DIRECTION: Reproduce the data that follows in its entirety, character for character.

DATA SUPPLIED:
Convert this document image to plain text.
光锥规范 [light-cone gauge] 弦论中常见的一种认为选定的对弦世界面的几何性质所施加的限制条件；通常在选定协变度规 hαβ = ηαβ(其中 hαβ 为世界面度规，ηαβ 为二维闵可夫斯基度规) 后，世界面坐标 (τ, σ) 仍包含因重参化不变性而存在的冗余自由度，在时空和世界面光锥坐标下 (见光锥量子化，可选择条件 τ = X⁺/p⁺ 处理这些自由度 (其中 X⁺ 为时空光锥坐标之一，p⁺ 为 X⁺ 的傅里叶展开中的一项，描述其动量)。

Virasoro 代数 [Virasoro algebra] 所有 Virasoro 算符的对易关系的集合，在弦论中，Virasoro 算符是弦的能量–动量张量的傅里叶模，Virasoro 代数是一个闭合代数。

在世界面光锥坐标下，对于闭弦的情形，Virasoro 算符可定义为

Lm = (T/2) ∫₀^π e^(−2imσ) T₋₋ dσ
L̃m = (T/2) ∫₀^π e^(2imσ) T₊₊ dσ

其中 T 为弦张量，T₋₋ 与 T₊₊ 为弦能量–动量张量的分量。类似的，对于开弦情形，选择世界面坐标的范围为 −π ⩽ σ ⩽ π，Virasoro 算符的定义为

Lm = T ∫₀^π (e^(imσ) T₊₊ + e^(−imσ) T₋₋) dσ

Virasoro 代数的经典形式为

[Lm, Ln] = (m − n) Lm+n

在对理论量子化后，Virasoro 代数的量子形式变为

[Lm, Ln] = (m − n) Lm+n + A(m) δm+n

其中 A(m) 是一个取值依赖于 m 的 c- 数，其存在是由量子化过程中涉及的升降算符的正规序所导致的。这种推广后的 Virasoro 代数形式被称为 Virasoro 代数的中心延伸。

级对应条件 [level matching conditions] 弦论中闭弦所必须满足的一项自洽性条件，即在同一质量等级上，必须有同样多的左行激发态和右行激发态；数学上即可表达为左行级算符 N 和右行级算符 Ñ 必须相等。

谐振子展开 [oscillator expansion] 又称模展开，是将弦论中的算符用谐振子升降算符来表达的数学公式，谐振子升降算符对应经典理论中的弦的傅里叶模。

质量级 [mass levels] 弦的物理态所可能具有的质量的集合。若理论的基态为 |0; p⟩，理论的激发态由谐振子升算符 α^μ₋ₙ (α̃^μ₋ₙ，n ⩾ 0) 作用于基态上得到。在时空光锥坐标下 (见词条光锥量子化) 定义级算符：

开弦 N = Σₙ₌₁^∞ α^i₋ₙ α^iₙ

RESPONSE FOR THIS EXERCISE:
Convert this document image to plain text.
光锥规范 [light-cone gauge] 弦论中常见的一种认为选定的对弦世界面的几何性质所施加的限制条件；通常在选定协变度规 hαβ = ηαβ(其中 hαβ 为世界面度规，ηαβ 为二维闵可夫斯基度规) 后，世界面坐标 (τ, σ) 仍包含因重参化不变性而存在的冗余自由度，在时空和世界面光锥坐标下 (见光锥量子化，可选择条件 τ = X⁺/p⁺ 处理这些自由度 (其中 X⁺ 为时空光锥坐标之一，p⁺ 为 X⁺ 的傅里叶展开中的一项，描述其动量)。

Virasoro 代数 [Virasoro algebra] 所有 Virasoro 算符的对易关系的集合，在弦论中，Virasoro 算符是弦的能量–动量张量的傅里叶模，Virasoro 代数是一个闭合代数。

在世界面光锥坐标下，对于闭弦的情形，Virasoro 算符可定义为

Lm = (T/2) ∫₀^π e^(−2imσ) T₋₋ dσ
L̃m = (T/2) ∫₀^π e^(2imσ) T₊₊ dσ

其中 T 为弦张量，T₋₋ 与 T₊₊ 为弦能量–动量张量的分量。类似的，对于开弦情形，选择世界面坐标的范围为 −π ⩽ σ ⩽ π，Virasoro 算符的定义为

Lm = T ∫₀^π (e^(imσ) T₊₊ + e^(−imσ) T₋₋) dσ

Virasoro 代数的经典形式为

[Lm, Ln] = (m − n) Lm+n

在对理论量子化后，Virasoro 代数的量子形式变为

[Lm, Ln] = (m − n) Lm+n + A(m) δm+n

其中 A(m) 是一个取值依赖于 m 的 c- 数，其存在是由量子化过程中涉及的升降算符的正规序所导致的。这种推广后的 Virasoro 代数形式被称为 Virasoro 代数的中心延伸。

级对应条件 [level matching conditions] 弦论中闭弦所必须满足的一项自洽性条件，即在同一质量等级上，必须有同样多的左行激发态和右行激发态；数学上即可表达为左行级算符 N 和右行级算符 Ñ 必须相等。

谐振子展开 [oscillator expansion] 又称模展开，是将弦论中的算符用谐振子升降算符来表达的数学公式，谐振子升降算符对应经典理论中的弦的傅里叶模。

质量级 [mass levels] 弦的物理态所可能具有的质量的集合。若理论的基态为 |0; p⟩，理论的激发态由谐振子升算符 α^μ₋ₙ (α̃^μ₋ₙ，n ⩾ 0) 作用于基态上得到。在时空光锥坐标下 (见词条光锥量子化) 定义级算符：

开弦 N = Σₙ₌₁^∞ α^i₋ₙ α^iₙ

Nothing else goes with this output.